Recorded data
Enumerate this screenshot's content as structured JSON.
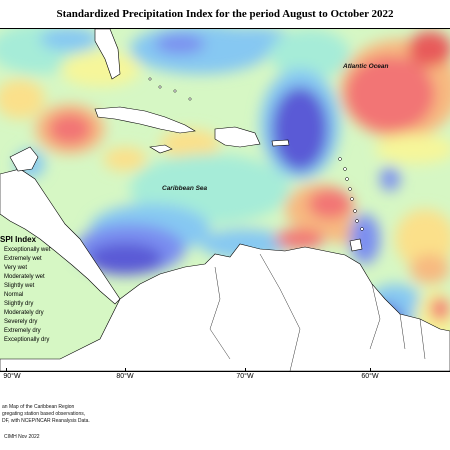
{
  "title": "Standardized Precipitation Index for the period August to October 2022",
  "map_labels": {
    "atlantic": "Atlantic Ocean",
    "caribbean": "Caribbean Sea"
  },
  "legend": {
    "title": "SPI Index",
    "items": [
      {
        "label": "Exceptionally wet",
        "color": "#5a5ad6"
      },
      {
        "label": "Extremely wet",
        "color": "#7a8ef0"
      },
      {
        "label": "Very wet",
        "color": "#86c8f2"
      },
      {
        "label": "Moderately wet",
        "color": "#a6ecd8"
      },
      {
        "label": "Slightly wet",
        "color": "#d6f7c4"
      },
      {
        "label": "Normal",
        "color": "#f6f69a"
      },
      {
        "label": "Slightly dry",
        "color": "#fbe08a"
      },
      {
        "label": "Moderately dry",
        "color": "#f7b980"
      },
      {
        "label": "Severely dry",
        "color": "#f59a7e"
      },
      {
        "label": "Extremely dry",
        "color": "#f27474"
      },
      {
        "label": "Exceptionally dry",
        "color": "#e85a5a"
      }
    ]
  },
  "axis_ticks": [
    "90°W",
    "80°W",
    "70°W",
    "60°W"
  ],
  "footnote": {
    "line1": "an Map of the Caribbean Region",
    "line2": "gregating station based observations,",
    "line3": "DF, with NCEP/NCAR Reanalysis Data."
  },
  "credit": "CIMH Nov 2022"
}
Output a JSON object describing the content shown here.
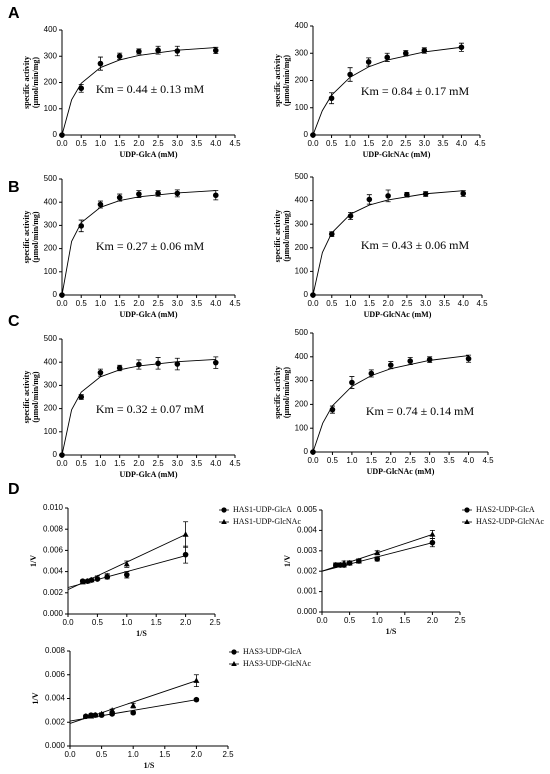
{
  "chart_data": [
    {
      "type": "scatter",
      "panel": "A",
      "xlabel": "UDP-GlcA (mM)",
      "ylabel": [
        "specific activity",
        "(μmol/min/mg)"
      ],
      "annotation": "Km = 0.44 ± 0.13 mM",
      "xlim": [
        0,
        4.5
      ],
      "xticks": [
        {
          "value": 0,
          "label": "0.0"
        },
        0.5,
        {
          "value": 1,
          "label": "1.0"
        },
        1.5,
        {
          "value": 2,
          "label": "2.0"
        },
        2.5,
        {
          "value": 3,
          "label": "3.0"
        },
        3.5,
        {
          "value": 4,
          "label": "4.0"
        },
        4.5
      ],
      "ylim": [
        0,
        400
      ],
      "yticks": [
        0,
        100,
        200,
        300,
        400
      ],
      "series": [
        {
          "color": "#000000",
          "marker": "circle",
          "x": [
            0,
            0.5,
            1,
            1.5,
            2,
            2.5,
            3,
            4
          ],
          "values": [
            0,
            178,
            272,
            300,
            318,
            323,
            320,
            322
          ],
          "errors": [
            null,
            15,
            25,
            12,
            10,
            15,
            18,
            12
          ],
          "fit": {
            "x": [
              0,
              0.25,
              0.5,
              1,
              1.5,
              2,
              3,
              4
            ],
            "values": [
              0,
              134,
              197,
              257,
              286,
              303,
              323,
              333
            ]
          }
        }
      ]
    },
    {
      "type": "scatter",
      "xlabel": "UDP-GlcNAc (mM)",
      "ylabel": [
        "specific activity",
        "(μmol/min/mg)"
      ],
      "annotation": "Km = 0.84 ± 0.17 mM",
      "xlim": [
        0,
        4.5
      ],
      "xticks": [
        {
          "value": 0,
          "label": "0.0"
        },
        0.5,
        {
          "value": 1,
          "label": "1.0"
        },
        1.5,
        {
          "value": 2,
          "label": "2.0"
        },
        2.5,
        {
          "value": 3,
          "label": "3.0"
        },
        3.5,
        {
          "value": 4,
          "label": "4.0"
        },
        4.5
      ],
      "ylim": [
        0,
        400
      ],
      "yticks": [
        0,
        100,
        200,
        300,
        400
      ],
      "series": [
        {
          "color": "#000000",
          "marker": "circle",
          "x": [
            0,
            0.5,
            1,
            1.5,
            2,
            2.5,
            3,
            4
          ],
          "values": [
            0,
            135,
            222,
            268,
            285,
            300,
            310,
            322
          ],
          "errors": [
            null,
            20,
            25,
            15,
            15,
            10,
            10,
            15
          ],
          "fit": {
            "x": [
              0,
              0.25,
              0.5,
              1,
              1.5,
              2,
              3,
              4
            ],
            "values": [
              0,
              89,
              146,
              212,
              250,
              275,
              305,
              322
            ]
          }
        }
      ]
    },
    {
      "type": "scatter",
      "panel": "B",
      "xlabel": "UDP-GlcA (mM)",
      "ylabel": [
        "specific activity",
        "(μmol/min/mg)"
      ],
      "annotation": "Km = 0.27 ± 0.06 mM",
      "xlim": [
        0,
        4.5
      ],
      "xticks": [
        {
          "value": 0,
          "label": "0.0"
        },
        0.5,
        {
          "value": 1,
          "label": "1.0"
        },
        1.5,
        {
          "value": 2,
          "label": "2.0"
        },
        2.5,
        {
          "value": 3,
          "label": "3.0"
        },
        3.5,
        {
          "value": 4,
          "label": "4.0"
        },
        4.5
      ],
      "ylim": [
        0,
        500
      ],
      "yticks": [
        0,
        100,
        200,
        300,
        400,
        500
      ],
      "series": [
        {
          "color": "#000000",
          "marker": "circle",
          "x": [
            0,
            0.5,
            1,
            1.5,
            2,
            2.5,
            3,
            4
          ],
          "values": [
            0,
            298,
            390,
            420,
            435,
            438,
            438,
            430
          ],
          "errors": [
            null,
            25,
            15,
            15,
            15,
            12,
            15,
            20
          ],
          "fit": {
            "x": [
              0,
              0.25,
              0.5,
              1,
              1.5,
              2,
              3,
              4
            ],
            "values": [
              0,
              231,
              312,
              378,
              407,
              423,
              440,
              450
            ]
          }
        }
      ]
    },
    {
      "type": "scatter",
      "xlabel": "UDP-GlcNAc (mM)",
      "ylabel": [
        "specific activity",
        "(μmol/min/mg)"
      ],
      "annotation": "Km = 0.43 ± 0.06 mM",
      "xlim": [
        0,
        4.5
      ],
      "xticks": [
        {
          "value": 0,
          "label": "0.0"
        },
        0.5,
        {
          "value": 1,
          "label": "1.0"
        },
        1.5,
        {
          "value": 2,
          "label": "2.0"
        },
        2.5,
        {
          "value": 3,
          "label": "3.0"
        },
        3.5,
        {
          "value": 4,
          "label": "4.0"
        },
        4.5
      ],
      "ylim": [
        0,
        500
      ],
      "yticks": [
        0,
        100,
        200,
        300,
        400,
        500
      ],
      "series": [
        {
          "color": "#000000",
          "marker": "circle",
          "x": [
            0,
            0.5,
            1,
            1.5,
            2,
            2.5,
            3,
            4
          ],
          "values": [
            0,
            258,
            335,
            405,
            420,
            425,
            428,
            430
          ],
          "errors": [
            null,
            10,
            15,
            20,
            25,
            10,
            10,
            12
          ],
          "fit": {
            "x": [
              0,
              0.25,
              0.5,
              1,
              1.5,
              2,
              3,
              4
            ],
            "values": [
              0,
              180,
              263,
              343,
              381,
              403,
              429,
              442
            ]
          }
        }
      ]
    },
    {
      "type": "scatter",
      "panel": "C",
      "xlabel": "UDP-GlcA (mM)",
      "ylabel": [
        "specific activity",
        "(μmol/min/mg)"
      ],
      "annotation": "Km = 0.32 ± 0.07 mM",
      "xlim": [
        0,
        4.5
      ],
      "xticks": [
        {
          "value": 0,
          "label": "0.0"
        },
        0.5,
        {
          "value": 1,
          "label": "1.0"
        },
        1.5,
        {
          "value": 2,
          "label": "2.0"
        },
        2.5,
        {
          "value": 3,
          "label": "3.0"
        },
        3.5,
        {
          "value": 4,
          "label": "4.0"
        },
        4.5
      ],
      "ylim": [
        0,
        500
      ],
      "yticks": [
        0,
        100,
        200,
        300,
        400,
        500
      ],
      "series": [
        {
          "color": "#000000",
          "marker": "circle",
          "x": [
            0,
            0.5,
            1,
            1.5,
            2,
            2.5,
            3,
            4
          ],
          "values": [
            0,
            250,
            355,
            375,
            390,
            395,
            392,
            398
          ],
          "errors": [
            null,
            10,
            15,
            12,
            20,
            25,
            25,
            25
          ],
          "fit": {
            "x": [
              0,
              0.25,
              0.5,
              1,
              1.5,
              2,
              3,
              4
            ],
            "values": [
              0,
              195,
              271,
              337,
              367,
              384,
              402,
              412
            ]
          }
        }
      ]
    },
    {
      "type": "scatter",
      "xlabel": "UDP-GlcNAc (mM)",
      "ylabel": [
        "specific activity",
        "(μmol/min/mg)"
      ],
      "annotation": "Km = 0.74 ± 0.14 mM",
      "xlim": [
        0,
        4.5
      ],
      "xticks": [
        {
          "value": 0,
          "label": "0.0"
        },
        0.5,
        {
          "value": 1,
          "label": "1.0"
        },
        1.5,
        {
          "value": 2,
          "label": "2.0"
        },
        2.5,
        {
          "value": 3,
          "label": "3.0"
        },
        3.5,
        {
          "value": 4,
          "label": "4.0"
        },
        4.5
      ],
      "ylim": [
        0,
        500
      ],
      "yticks": [
        0,
        100,
        200,
        300,
        400,
        500
      ],
      "series": [
        {
          "color": "#000000",
          "marker": "circle",
          "x": [
            0,
            0.5,
            1,
            1.5,
            2,
            2.5,
            3,
            4
          ],
          "values": [
            0,
            178,
            292,
            330,
            365,
            382,
            388,
            392
          ],
          "errors": [
            null,
            15,
            25,
            15,
            15,
            15,
            12,
            15
          ],
          "fit": {
            "x": [
              0,
              0.25,
              0.5,
              1,
              1.5,
              2,
              3,
              4
            ],
            "values": [
              0,
              121,
              194,
              276,
              321,
              350,
              385,
              405
            ]
          }
        }
      ]
    },
    {
      "type": "scatter",
      "panel": "D",
      "xlabel": "1/S",
      "ylabel": [
        "1/V"
      ],
      "xlim": [
        0,
        2.5
      ],
      "xticks": [
        {
          "value": 0,
          "label": "0.0"
        },
        0.5,
        {
          "value": 1,
          "label": "1.0"
        },
        1.5,
        {
          "value": 2,
          "label": "2.0"
        },
        2.5
      ],
      "ylim": [
        0,
        0.01
      ],
      "yticks": [
        {
          "value": 0,
          "label": "0.000"
        },
        {
          "value": 0.002,
          "label": "0.002"
        },
        {
          "value": 0.004,
          "label": "0.004"
        },
        {
          "value": 0.006,
          "label": "0.006"
        },
        {
          "value": 0.008,
          "label": "0.008"
        },
        {
          "value": 0.01,
          "label": "0.010"
        }
      ],
      "series": [
        {
          "name": "HAS1-UDP-GlcA",
          "color": "#000000",
          "marker": "circle",
          "x": [
            0.25,
            0.333,
            0.4,
            0.5,
            0.667,
            1,
            2
          ],
          "values": [
            0.0031,
            0.0031,
            0.0032,
            0.0033,
            0.0035,
            0.0037,
            0.0056
          ],
          "errors": [
            0.0001,
            0.0001,
            0.0001,
            0.0001,
            0.0002,
            0.0003,
            0.0008
          ],
          "fit": {
            "x": [
              0,
              2
            ],
            "values": [
              0.0025,
              0.0055
            ]
          }
        },
        {
          "name": "HAS1-UDP-GlcNAc",
          "color": "#000000",
          "marker": "triangle",
          "x": [
            0.25,
            0.333,
            0.4,
            0.5,
            0.667,
            1,
            2
          ],
          "values": [
            0.003,
            0.0031,
            0.0032,
            0.0034,
            0.0036,
            0.0047,
            0.0075
          ],
          "errors": [
            0.0001,
            0.0001,
            0.0001,
            0.0002,
            0.0002,
            0.0003,
            0.0012
          ],
          "fit": {
            "x": [
              0,
              2
            ],
            "values": [
              0.0023,
              0.0075
            ]
          }
        }
      ]
    },
    {
      "type": "scatter",
      "xlabel": "1/S",
      "ylabel": [
        "1/V"
      ],
      "xlim": [
        0,
        2.5
      ],
      "xticks": [
        {
          "value": 0,
          "label": "0.0"
        },
        0.5,
        {
          "value": 1,
          "label": "1.0"
        },
        1.5,
        {
          "value": 2,
          "label": "2.0"
        },
        2.5
      ],
      "ylim": [
        0,
        0.005
      ],
      "yticks": [
        {
          "value": 0,
          "label": "0.000"
        },
        0.001,
        0.002,
        0.003,
        0.004,
        0.005
      ],
      "series": [
        {
          "name": "HAS2-UDP-GlcA",
          "color": "#000000",
          "marker": "circle",
          "x": [
            0.25,
            0.333,
            0.4,
            0.5,
            0.667,
            1,
            2
          ],
          "values": [
            0.0023,
            0.0023,
            0.0023,
            0.0024,
            0.0025,
            0.0026,
            0.0034
          ],
          "errors": [
            0.0001,
            0.0001,
            0.0001,
            0.0001,
            0.0001,
            0.0001,
            0.0002
          ],
          "fit": {
            "x": [
              0,
              2
            ],
            "values": [
              0.002,
              0.0034
            ]
          }
        },
        {
          "name": "HAS2-UDP-GlcNAc",
          "color": "#000000",
          "marker": "triangle",
          "x": [
            0.25,
            0.333,
            0.4,
            0.5,
            0.667,
            1,
            2
          ],
          "values": [
            0.0023,
            0.0023,
            0.0024,
            0.0024,
            0.0025,
            0.0029,
            0.0038
          ],
          "errors": [
            0.0001,
            0.0001,
            0.0001,
            0.0001,
            0.0001,
            0.0001,
            0.0002
          ],
          "fit": {
            "x": [
              0,
              2
            ],
            "values": [
              0.002,
              0.0038
            ]
          }
        }
      ]
    },
    {
      "type": "scatter",
      "xlabel": "1/S",
      "ylabel": [
        "1/V"
      ],
      "xlim": [
        0,
        2.5
      ],
      "xticks": [
        {
          "value": 0,
          "label": "0.0"
        },
        0.5,
        {
          "value": 1,
          "label": "1.0"
        },
        1.5,
        {
          "value": 2,
          "label": "2.0"
        },
        2.5
      ],
      "ylim": [
        0,
        0.008
      ],
      "yticks": [
        {
          "value": 0,
          "label": "0.000"
        },
        0.002,
        0.004,
        0.006,
        0.008
      ],
      "series": [
        {
          "name": "HAS3-UDP-GlcA",
          "color": "#000000",
          "marker": "circle",
          "x": [
            0.25,
            0.333,
            0.4,
            0.5,
            0.667,
            1,
            2
          ],
          "values": [
            0.0025,
            0.0026,
            0.0026,
            0.0026,
            0.0027,
            0.0028,
            0.0039
          ],
          "errors": [
            0.0001,
            0.0001,
            0.0001,
            0.0001,
            0.0001,
            0.0001,
            0.0001
          ],
          "fit": {
            "x": [
              0,
              2
            ],
            "values": [
              0.0021,
              0.0039
            ]
          }
        },
        {
          "name": "HAS3-UDP-GlcNAc",
          "color": "#000000",
          "marker": "triangle",
          "x": [
            0.25,
            0.333,
            0.4,
            0.5,
            0.667,
            1,
            2
          ],
          "values": [
            0.0025,
            0.0025,
            0.0026,
            0.0027,
            0.003,
            0.0034,
            0.0055
          ],
          "errors": [
            0.0001,
            0.0001,
            0.0001,
            0.0001,
            0.0001,
            0.0002,
            0.0005
          ],
          "fit": {
            "x": [
              0,
              2
            ],
            "values": [
              0.0019,
              0.0055
            ]
          }
        }
      ]
    }
  ]
}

» **Work to complete**: Copy every line of the listing that contains the word "name".

» **Reply to the task**:
          "name": "HAS1-UDP-GlcA",
          "name": "HAS1-UDP-GlcNAc",
          "name": "HAS2-UDP-GlcA",
          "name": "HAS2-UDP-GlcNAc",
          "name": "HAS3-UDP-GlcA",
          "name": "HAS3-UDP-GlcNAc",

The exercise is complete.